• _EXERCISE INSTRUCTIONS_:
Transcribe the entries that follow exactly as they appear, minus pictures.

────────────────────────────────────────

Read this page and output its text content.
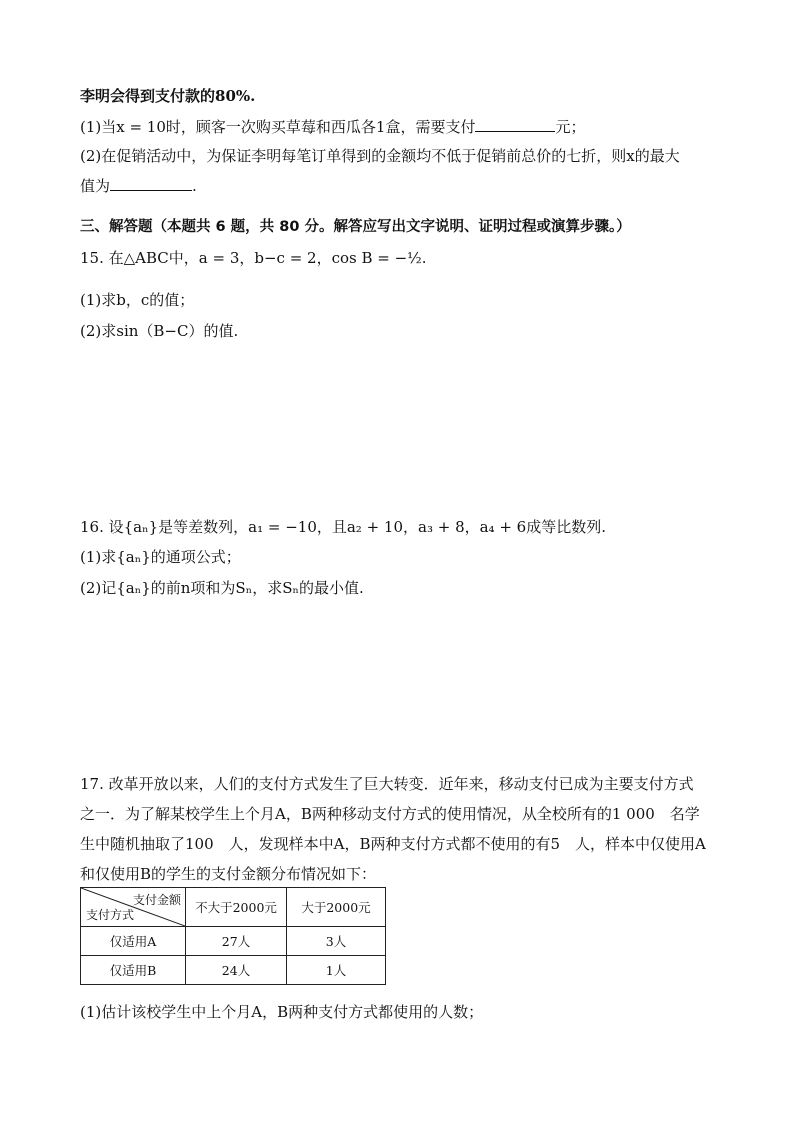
李明会得到支付款的80%.
(1)当x = 10时，顾客一次购买草莓和西瓜各1盒，需要支付	元；
(2)在促销活动中，为保证李明每笔订单得到的金额均不低于促销前总价的七折，则x的最大
值为	.
三、解答题（本题共 6 题，共 80 分。解答应写出文字说明、证明过程或演算步骤。）
15. 在△ABC中，a = 3，b−c = 2，cos B = −½.
(1)求b，c的值；
(2)求sin（B−C）的值.
16. 设{aₙ}是等差数列，a₁ = −10，且a₂ + 10，a₃ + 8，a₄ + 6成等比数列.
(1)求{aₙ}的通项公式；
(2)记{aₙ}的前n项和为Sₙ，求Sₙ的最小值.
17. 改革开放以来，人们的支付方式发生了巨大转变．近年来，移动支付已成为主要支付方式
之一．为了解某校学生上个月A，B两种移动支付方式的使用情况，从全校所有的1 000　名学
生中随机抽取了100　人，发现样本中A，B两种支付方式都不使用的有5　人，样本中仅使用A
和仅使用B的学生的支付金额分布情况如下：
支付金额
支付方式	不大于2000元	大于2000元
仅适用A	27人	3人
仅适用B	24人	1人
(1)估计该校学生中上个月A，B两种支付方式都使用的人数；
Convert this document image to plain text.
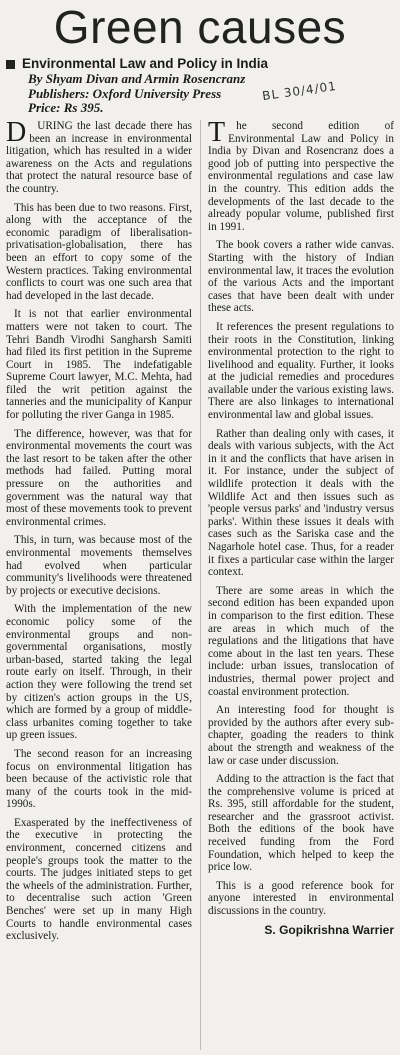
Green causes
Environmental Law and Policy in India
By Shyam Divan and Armin Rosencranz
Publishers: Oxford University Press
Price: Rs 395.
BL 30/4/01

DURING the last decade there has been an increase in environmental litigation, which has resulted in a wider awareness on the Acts and regulations that protect the natural resource base of the country.

This has been due to two reasons. First, along with the acceptance of the economic paradigm of liberalisation- privatisation-globalisation, there has been an effort to copy some of the Western practices. Taking environmental conflicts to court was one such area that had developed in the last decade.

It is not that earlier environmental matters were not taken to court. The Tehri Bandh Virodhi Sangharsh Samiti had filed its first petition in the Supreme Court in 1985. The indefatigable Supreme Court lawyer, M.C. Mehta, had filed the writ petition against the tanneries and the municipality of Kanpur for polluting the river Ganga in 1985.

The difference, however, was that for environmental movements the court was the last resort to be taken after the other methods had failed. Putting moral pressure on the authorities and government was the natural way that most of these movements took to prevent environmental crimes.

This, in turn, was because most of the environmental movements themselves had evolved when particular community's livelihoods were threatened by projects or executive decisions.

With the implementation of the new economic policy some of the environmental groups and non-governmental organisations, mostly urban-based, started taking the legal route early on itself. Through, in their action they were following the trend set by citizen's action groups in the US, which are formed by a group of middle-class urbanites coming together to take up green issues.

The second reason for an increasing focus on environmental litigation has been because of the activistic role that many of the courts took in the mid-1990s.

Exasperated by the ineffectiveness of the executive in protecting the environment, concerned citizens and people's groups took the matter to the courts. The judges initiated steps to get the wheels of the administration. Further, to decentralise such action 'Green Benches' were set up in many High Courts to handle environmental cases exclusively.

The second edition of Environmental Law and Policy in India by Divan and Rosencranz does a good job of putting into perspective the environmental regulations and case law in the country. This edition adds the developments of the last decade to the already popular volume, published first in 1991.

The book covers a rather wide canvas. Starting with the history of Indian environmental law, it traces the evolution of the various Acts and the important cases that have been dealt with under these acts.

It references the present regulations to their roots in the Constitution, linking environmental protection to the right to livelihood and equality. Further, it looks at the judicial remedies and procedures available under the various existing laws. There are also linkages to international environmental law and global issues.

Rather than dealing only with cases, it deals with various subjects, with the Act in it and the conflicts that have arisen in it. For instance, under the subject of wildlife protection it deals with the Wildlife Act and then issues such as 'people versus parks' and 'industry versus parks'. Within these issues it deals with cases such as the Sariska case and the Nagarhole hotel case. Thus, for a reader it fixes a particular case within the larger context.

There are some areas in which the second edition has been expanded upon in comparison to the first edition. These are areas in which much of the regulations and the litigations that have come about in the last ten years. These include: urban issues, translocation of industries, thermal power project and coastal environment protection.

An interesting food for thought is provided by the authors after every sub-chapter, goading the readers to think about the strength and weakness of the law or case under discussion.

Adding to the attraction is the fact that the comprehensive volume is priced at Rs. 395, still affordable for the student, researcher and the grassroot activist. Both the editions of the book have received funding from the Ford Foundation, which helped to keep the price low.

This is a good reference book for anyone interested in environmental discussions in the country.

S. Gopikrishna Warrier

────────────────────────────────────────

• _FINAL RESULT_:
Read this page and output its text content.
李明会得到支付款的80%.
(1)当x = 10时，顾客一次购买草莓和西瓜各1盒，需要支付	元；
(2)在促销活动中，为保证李明每笔订单得到的金额均不低于促销前总价的七折，则x的最大
值为	.
三、解答题（本题共 6 题，共 80 分。解答应写出文字说明、证明过程或演算步骤。）
15. 在△ABC中，a = 3，b−c = 2，cos B = −½.
(1)求b，c的值；
(2)求sin（B−C）的值.
16. 设{aₙ}是等差数列，a₁ = −10，且a₂ + 10，a₃ + 8，a₄ + 6成等比数列.
(1)求{aₙ}的通项公式；
(2)记{aₙ}的前n项和为Sₙ，求Sₙ的最小值.
17. 改革开放以来，人们的支付方式发生了巨大转变．近年来，移动支付已成为主要支付方式
之一．为了解某校学生上个月A，B两种移动支付方式的使用情况，从全校所有的1 000　名学
生中随机抽取了100　人，发现样本中A，B两种支付方式都不使用的有5　人，样本中仅使用A
和仅使用B的学生的支付金额分布情况如下：
支付金额
支付方式	不大于2000元	大于2000元
仅适用A	27人	3人
仅适用B	24人	1人
(1)估计该校学生中上个月A，B两种支付方式都使用的人数；
Convert this document image to plain text.
Green causes
Environmental Law and Policy in India
By Shyam Divan and Armin Rosencranz
Publishers: Oxford University Press
Price: Rs 395.
BL 30/4/01

DURING the last decade there has been an increase in environmental litigation, which has resulted in a wider awareness on the Acts and regulations that protect the natural resource base of the country.

This has been due to two reasons. First, along with the acceptance of the economic paradigm of liberalisation- privatisation-globalisation, there has been an effort to copy some of the Western practices. Taking environmental conflicts to court was one such area that had developed in the last decade.

It is not that earlier environmental matters were not taken to court. The Tehri Bandh Virodhi Sangharsh Samiti had filed its first petition in the Supreme Court in 1985. The indefatigable Supreme Court lawyer, M.C. Mehta, had filed the writ petition against the tanneries and the municipality of Kanpur for polluting the river Ganga in 1985.

The difference, however, was that for environmental movements the court was the last resort to be taken after the other methods had failed. Putting moral pressure on the authorities and government was the natural way that most of these movements took to prevent environmental crimes.

This, in turn, was because most of the environmental movements themselves had evolved when particular community's livelihoods were threatened by projects or executive decisions.

With the implementation of the new economic policy some of the environmental groups and non-governmental organisations, mostly urban-based, started taking the legal route early on itself. Through, in their action they were following the trend set by citizen's action groups in the US, which are formed by a group of middle-class urbanites coming together to take up green issues.

The second reason for an increasing focus on environmental litigation has been because of the activistic role that many of the courts took in the mid-1990s.

Exasperated by the ineffectiveness of the executive in protecting the environment, concerned citizens and people's groups took the matter to the courts. The judges initiated steps to get the wheels of the administration. Further, to decentralise such action 'Green Benches' were set up in many High Courts to handle environmental cases exclusively.

The second edition of Environmental Law and Policy in India by Divan and Rosencranz does a good job of putting into perspective the environmental regulations and case law in the country. This edition adds the developments of the last decade to the already popular volume, published first in 1991.

The book covers a rather wide canvas. Starting with the history of Indian environmental law, it traces the evolution of the various Acts and the important cases that have been dealt with under these acts.

It references the present regulations to their roots in the Constitution, linking environmental protection to the right to livelihood and equality. Further, it looks at the judicial remedies and procedures available under the various existing laws. There are also linkages to international environmental law and global issues.

Rather than dealing only with cases, it deals with various subjects, with the Act in it and the conflicts that have arisen in it. For instance, under the subject of wildlife protection it deals with the Wildlife Act and then issues such as 'people versus parks' and 'industry versus parks'. Within these issues it deals with cases such as the Sariska case and the Nagarhole hotel case. Thus, for a reader it fixes a particular case within the larger context.

There are some areas in which the second edition has been expanded upon in comparison to the first edition. These are areas in which much of the regulations and the litigations that have come about in the last ten years. These include: urban issues, translocation of industries, thermal power project and coastal environment protection.

An interesting food for thought is provided by the authors after every sub-chapter, goading the readers to think about the strength and weakness of the law or case under discussion.

Adding to the attraction is the fact that the comprehensive volume is priced at Rs. 395, still affordable for the student, researcher and the grassroot activist. Both the editions of the book have received funding from the Ford Foundation, which helped to keep the price low.

This is a good reference book for anyone interested in environmental discussions in the country.

S. Gopikrishna Warrier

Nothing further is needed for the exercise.